SHORT TASK - The entries below should be given again exactly, minus their pictures.

DATA ENTRIES -
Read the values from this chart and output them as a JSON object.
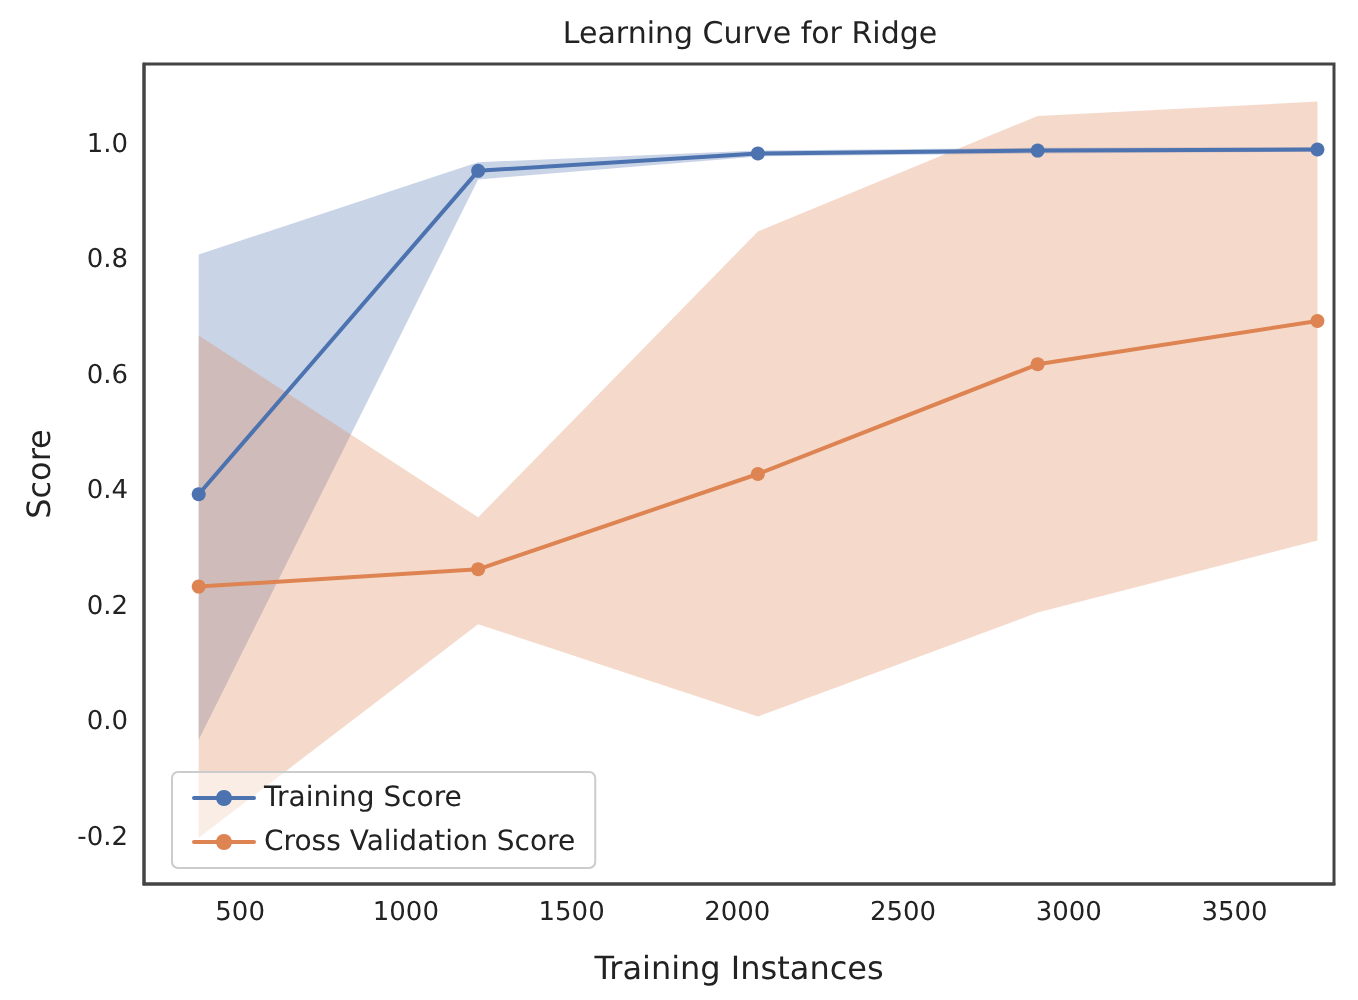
{
  "chart_data": {
    "type": "line",
    "title": "Learning Curve for Ridge",
    "xlabel": "Training Instances",
    "ylabel": "Score",
    "x": [
      375,
      1218,
      2062,
      2906,
      3750
    ],
    "series": [
      {
        "name": "Training Score",
        "color": "#4c72b0",
        "values": [
          0.395,
          0.955,
          0.985,
          0.99,
          0.992
        ],
        "lower": [
          -0.03,
          0.94,
          0.98,
          0.985,
          0.988
        ],
        "upper": [
          0.81,
          0.97,
          0.99,
          0.995,
          0.996
        ]
      },
      {
        "name": "Cross Validation Score",
        "color": "#dd8452",
        "values": [
          0.235,
          0.265,
          0.43,
          0.62,
          0.695
        ],
        "lower": [
          -0.2,
          0.17,
          0.01,
          0.19,
          0.315
        ],
        "upper": [
          0.67,
          0.355,
          0.85,
          1.05,
          1.075
        ]
      }
    ],
    "xlim": [
      210,
      3800
    ],
    "xticks": [
      500,
      1000,
      1500,
      2000,
      2500,
      3000,
      3500
    ],
    "ylim": [
      -0.28,
      1.14
    ],
    "yticks": [
      -0.2,
      {
        "value": 0,
        "label": "0.0"
      },
      0.2,
      0.4,
      0.6,
      0.8,
      {
        "value": 1,
        "label": "1.0"
      }
    ],
    "grid": false,
    "legend": "bottom left",
    "marker": "circle",
    "line_style": "solid"
  }
}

FINISHED EXERCISE -
Read the values from this chart and output them as a JSON object.
{
  "chart_data": {
    "type": "line",
    "title": "Learning Curve for Ridge",
    "xlabel": "Training Instances",
    "ylabel": "Score",
    "x": [
      375,
      1218,
      2062,
      2906,
      3750
    ],
    "series": [
      {
        "name": "Training Score",
        "color": "#4c72b0",
        "values": [
          0.395,
          0.955,
          0.985,
          0.99,
          0.992
        ],
        "lower": [
          -0.03,
          0.94,
          0.98,
          0.985,
          0.988
        ],
        "upper": [
          0.81,
          0.97,
          0.99,
          0.995,
          0.996
        ]
      },
      {
        "name": "Cross Validation Score",
        "color": "#dd8452",
        "values": [
          0.235,
          0.265,
          0.43,
          0.62,
          0.695
        ],
        "lower": [
          -0.2,
          0.17,
          0.01,
          0.19,
          0.315
        ],
        "upper": [
          0.67,
          0.355,
          0.85,
          1.05,
          1.075
        ]
      }
    ],
    "xlim": [
      210,
      3800
    ],
    "xticks": [
      500,
      1000,
      1500,
      2000,
      2500,
      3000,
      3500
    ],
    "ylim": [
      -0.28,
      1.14
    ],
    "yticks": [
      -0.2,
      {
        "value": 0,
        "label": "0.0"
      },
      0.2,
      0.4,
      0.6,
      0.8,
      {
        "value": 1,
        "label": "1.0"
      }
    ],
    "grid": false,
    "legend": "bottom left",
    "marker": "circle",
    "line_style": "solid"
  }
}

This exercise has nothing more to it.